# Problem:
Copy each line below without leaving any out.

[Rows from a dataset]
* * *

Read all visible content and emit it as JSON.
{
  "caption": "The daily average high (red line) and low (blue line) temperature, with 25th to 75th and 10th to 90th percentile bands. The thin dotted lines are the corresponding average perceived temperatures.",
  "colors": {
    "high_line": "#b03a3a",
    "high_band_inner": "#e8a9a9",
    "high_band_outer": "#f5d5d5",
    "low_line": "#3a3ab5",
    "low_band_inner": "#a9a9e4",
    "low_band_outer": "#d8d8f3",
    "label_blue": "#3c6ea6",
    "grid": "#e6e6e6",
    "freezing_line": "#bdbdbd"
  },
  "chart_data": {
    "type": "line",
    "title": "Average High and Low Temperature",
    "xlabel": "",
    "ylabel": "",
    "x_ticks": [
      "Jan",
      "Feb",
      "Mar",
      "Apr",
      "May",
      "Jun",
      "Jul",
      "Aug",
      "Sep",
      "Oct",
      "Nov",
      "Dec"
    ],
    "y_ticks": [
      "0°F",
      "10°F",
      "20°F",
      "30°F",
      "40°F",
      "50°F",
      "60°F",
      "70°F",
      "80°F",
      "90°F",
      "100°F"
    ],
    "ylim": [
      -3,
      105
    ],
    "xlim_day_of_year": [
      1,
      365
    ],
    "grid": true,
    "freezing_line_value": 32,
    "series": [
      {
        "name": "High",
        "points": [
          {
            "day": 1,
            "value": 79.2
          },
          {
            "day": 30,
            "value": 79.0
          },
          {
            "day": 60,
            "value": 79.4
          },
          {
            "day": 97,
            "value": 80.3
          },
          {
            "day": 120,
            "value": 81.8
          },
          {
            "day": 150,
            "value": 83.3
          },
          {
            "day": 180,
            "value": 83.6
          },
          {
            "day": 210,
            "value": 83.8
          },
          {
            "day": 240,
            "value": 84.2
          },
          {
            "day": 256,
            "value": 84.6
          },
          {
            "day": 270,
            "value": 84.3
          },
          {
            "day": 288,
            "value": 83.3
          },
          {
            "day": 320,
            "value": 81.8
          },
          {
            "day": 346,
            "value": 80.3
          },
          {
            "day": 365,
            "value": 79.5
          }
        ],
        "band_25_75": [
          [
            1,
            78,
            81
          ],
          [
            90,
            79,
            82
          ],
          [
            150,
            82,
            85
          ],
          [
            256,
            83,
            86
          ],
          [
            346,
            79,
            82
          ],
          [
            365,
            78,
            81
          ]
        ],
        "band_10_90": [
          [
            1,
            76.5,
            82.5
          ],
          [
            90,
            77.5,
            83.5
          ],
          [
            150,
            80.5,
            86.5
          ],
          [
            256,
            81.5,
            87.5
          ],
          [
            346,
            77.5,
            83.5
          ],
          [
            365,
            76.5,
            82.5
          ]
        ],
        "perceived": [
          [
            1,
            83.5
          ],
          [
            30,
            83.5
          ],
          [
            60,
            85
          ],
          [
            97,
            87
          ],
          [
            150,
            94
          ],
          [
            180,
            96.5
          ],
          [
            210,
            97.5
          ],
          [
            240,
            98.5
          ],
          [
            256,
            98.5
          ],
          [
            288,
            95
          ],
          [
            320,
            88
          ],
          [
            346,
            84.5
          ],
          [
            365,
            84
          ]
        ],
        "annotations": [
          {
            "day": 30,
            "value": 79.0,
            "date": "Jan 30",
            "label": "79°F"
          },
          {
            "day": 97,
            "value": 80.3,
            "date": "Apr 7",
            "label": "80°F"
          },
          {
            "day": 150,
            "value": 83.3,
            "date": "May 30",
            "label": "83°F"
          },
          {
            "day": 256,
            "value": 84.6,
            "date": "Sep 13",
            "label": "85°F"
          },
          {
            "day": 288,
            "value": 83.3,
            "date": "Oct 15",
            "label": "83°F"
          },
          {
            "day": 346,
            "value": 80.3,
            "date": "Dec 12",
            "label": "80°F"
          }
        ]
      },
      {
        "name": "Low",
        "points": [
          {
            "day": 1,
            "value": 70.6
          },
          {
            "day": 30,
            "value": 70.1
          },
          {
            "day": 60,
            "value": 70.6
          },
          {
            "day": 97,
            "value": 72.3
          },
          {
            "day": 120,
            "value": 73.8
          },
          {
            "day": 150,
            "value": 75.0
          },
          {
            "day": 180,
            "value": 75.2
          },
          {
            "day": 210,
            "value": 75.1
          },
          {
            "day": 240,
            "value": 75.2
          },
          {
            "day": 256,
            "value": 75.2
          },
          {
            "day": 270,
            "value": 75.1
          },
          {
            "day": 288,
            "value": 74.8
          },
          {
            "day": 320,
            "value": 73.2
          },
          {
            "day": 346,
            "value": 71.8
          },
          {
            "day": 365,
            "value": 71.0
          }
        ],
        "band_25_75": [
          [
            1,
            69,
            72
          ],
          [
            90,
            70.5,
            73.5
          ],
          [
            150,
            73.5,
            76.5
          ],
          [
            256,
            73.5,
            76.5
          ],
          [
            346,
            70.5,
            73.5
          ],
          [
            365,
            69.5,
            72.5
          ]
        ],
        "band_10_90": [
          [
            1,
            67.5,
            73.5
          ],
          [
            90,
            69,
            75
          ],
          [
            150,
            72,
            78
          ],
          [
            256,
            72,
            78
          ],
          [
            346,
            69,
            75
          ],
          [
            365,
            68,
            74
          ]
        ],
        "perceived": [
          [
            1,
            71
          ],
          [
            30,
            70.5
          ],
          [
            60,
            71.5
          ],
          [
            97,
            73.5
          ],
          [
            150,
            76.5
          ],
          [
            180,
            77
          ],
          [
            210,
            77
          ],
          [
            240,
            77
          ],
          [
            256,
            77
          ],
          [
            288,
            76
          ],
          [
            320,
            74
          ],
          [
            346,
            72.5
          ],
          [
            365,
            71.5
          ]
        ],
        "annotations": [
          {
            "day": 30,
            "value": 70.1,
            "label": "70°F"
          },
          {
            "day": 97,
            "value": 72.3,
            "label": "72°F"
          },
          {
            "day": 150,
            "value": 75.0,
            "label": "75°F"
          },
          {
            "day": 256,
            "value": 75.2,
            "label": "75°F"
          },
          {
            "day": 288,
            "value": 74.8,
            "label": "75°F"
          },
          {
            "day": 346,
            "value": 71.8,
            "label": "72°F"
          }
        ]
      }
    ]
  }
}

* * *

# Solution to this problem:
Read all visible content and emit it as JSON.
{
  "caption": "The daily average high (red line) and low (blue line) temperature, with 25th to 75th and 10th to 90th percentile bands. The thin dotted lines are the corresponding average perceived temperatures.",
  "colors": {
    "high_line": "#b03a3a",
    "high_band_inner": "#e8a9a9",
    "high_band_outer": "#f5d5d5",
    "low_line": "#3a3ab5",
    "low_band_inner": "#a9a9e4",
    "low_band_outer": "#d8d8f3",
    "label_blue": "#3c6ea6",
    "grid": "#e6e6e6",
    "freezing_line": "#bdbdbd"
  },
  "chart_data": {
    "type": "line",
    "title": "Average High and Low Temperature",
    "xlabel": "",
    "ylabel": "",
    "x_ticks": [
      "Jan",
      "Feb",
      "Mar",
      "Apr",
      "May",
      "Jun",
      "Jul",
      "Aug",
      "Sep",
      "Oct",
      "Nov",
      "Dec"
    ],
    "y_ticks": [
      "0°F",
      "10°F",
      "20°F",
      "30°F",
      "40°F",
      "50°F",
      "60°F",
      "70°F",
      "80°F",
      "90°F",
      "100°F"
    ],
    "ylim": [
      -3,
      105
    ],
    "xlim_day_of_year": [
      1,
      365
    ],
    "grid": true,
    "freezing_line_value": 32,
    "series": [
      {
        "name": "High",
        "points": [
          {
            "day": 1,
            "value": 79.2
          },
          {
            "day": 30,
            "value": 79.0
          },
          {
            "day": 60,
            "value": 79.4
          },
          {
            "day": 97,
            "value": 80.3
          },
          {
            "day": 120,
            "value": 81.8
          },
          {
            "day": 150,
            "value": 83.3
          },
          {
            "day": 180,
            "value": 83.6
          },
          {
            "day": 210,
            "value": 83.8
          },
          {
            "day": 240,
            "value": 84.2
          },
          {
            "day": 256,
            "value": 84.6
          },
          {
            "day": 270,
            "value": 84.3
          },
          {
            "day": 288,
            "value": 83.3
          },
          {
            "day": 320,
            "value": 81.8
          },
          {
            "day": 346,
            "value": 80.3
          },
          {
            "day": 365,
            "value": 79.5
          }
        ],
        "band_25_75": [
          [
            1,
            78,
            81
          ],
          [
            90,
            79,
            82
          ],
          [
            150,
            82,
            85
          ],
          [
            256,
            83,
            86
          ],
          [
            346,
            79,
            82
          ],
          [
            365,
            78,
            81
          ]
        ],
        "band_10_90": [
          [
            1,
            76.5,
            82.5
          ],
          [
            90,
            77.5,
            83.5
          ],
          [
            150,
            80.5,
            86.5
          ],
          [
            256,
            81.5,
            87.5
          ],
          [
            346,
            77.5,
            83.5
          ],
          [
            365,
            76.5,
            82.5
          ]
        ],
        "perceived": [
          [
            1,
            83.5
          ],
          [
            30,
            83.5
          ],
          [
            60,
            85
          ],
          [
            97,
            87
          ],
          [
            150,
            94
          ],
          [
            180,
            96.5
          ],
          [
            210,
            97.5
          ],
          [
            240,
            98.5
          ],
          [
            256,
            98.5
          ],
          [
            288,
            95
          ],
          [
            320,
            88
          ],
          [
            346,
            84.5
          ],
          [
            365,
            84
          ]
        ],
        "annotations": [
          {
            "day": 30,
            "value": 79.0,
            "date": "Jan 30",
            "label": "79°F"
          },
          {
            "day": 97,
            "value": 80.3,
            "date": "Apr 7",
            "label": "80°F"
          },
          {
            "day": 150,
            "value": 83.3,
            "date": "May 30",
            "label": "83°F"
          },
          {
            "day": 256,
            "value": 84.6,
            "date": "Sep 13",
            "label": "85°F"
          },
          {
            "day": 288,
            "value": 83.3,
            "date": "Oct 15",
            "label": "83°F"
          },
          {
            "day": 346,
            "value": 80.3,
            "date": "Dec 12",
            "label": "80°F"
          }
        ]
      },
      {
        "name": "Low",
        "points": [
          {
            "day": 1,
            "value": 70.6
          },
          {
            "day": 30,
            "value": 70.1
          },
          {
            "day": 60,
            "value": 70.6
          },
          {
            "day": 97,
            "value": 72.3
          },
          {
            "day": 120,
            "value": 73.8
          },
          {
            "day": 150,
            "value": 75.0
          },
          {
            "day": 180,
            "value": 75.2
          },
          {
            "day": 210,
            "value": 75.1
          },
          {
            "day": 240,
            "value": 75.2
          },
          {
            "day": 256,
            "value": 75.2
          },
          {
            "day": 270,
            "value": 75.1
          },
          {
            "day": 288,
            "value": 74.8
          },
          {
            "day": 320,
            "value": 73.2
          },
          {
            "day": 346,
            "value": 71.8
          },
          {
            "day": 365,
            "value": 71.0
          }
        ],
        "band_25_75": [
          [
            1,
            69,
            72
          ],
          [
            90,
            70.5,
            73.5
          ],
          [
            150,
            73.5,
            76.5
          ],
          [
            256,
            73.5,
            76.5
          ],
          [
            346,
            70.5,
            73.5
          ],
          [
            365,
            69.5,
            72.5
          ]
        ],
        "band_10_90": [
          [
            1,
            67.5,
            73.5
          ],
          [
            90,
            69,
            75
          ],
          [
            150,
            72,
            78
          ],
          [
            256,
            72,
            78
          ],
          [
            346,
            69,
            75
          ],
          [
            365,
            68,
            74
          ]
        ],
        "perceived": [
          [
            1,
            71
          ],
          [
            30,
            70.5
          ],
          [
            60,
            71.5
          ],
          [
            97,
            73.5
          ],
          [
            150,
            76.5
          ],
          [
            180,
            77
          ],
          [
            210,
            77
          ],
          [
            240,
            77
          ],
          [
            256,
            77
          ],
          [
            288,
            76
          ],
          [
            320,
            74
          ],
          [
            346,
            72.5
          ],
          [
            365,
            71.5
          ]
        ],
        "annotations": [
          {
            "day": 30,
            "value": 70.1,
            "label": "70°F"
          },
          {
            "day": 97,
            "value": 72.3,
            "label": "72°F"
          },
          {
            "day": 150,
            "value": 75.0,
            "label": "75°F"
          },
          {
            "day": 256,
            "value": 75.2,
            "label": "75°F"
          },
          {
            "day": 288,
            "value": 74.8,
            "label": "75°F"
          },
          {
            "day": 346,
            "value": 71.8,
            "label": "72°F"
          }
        ]
      }
    ]
  }
}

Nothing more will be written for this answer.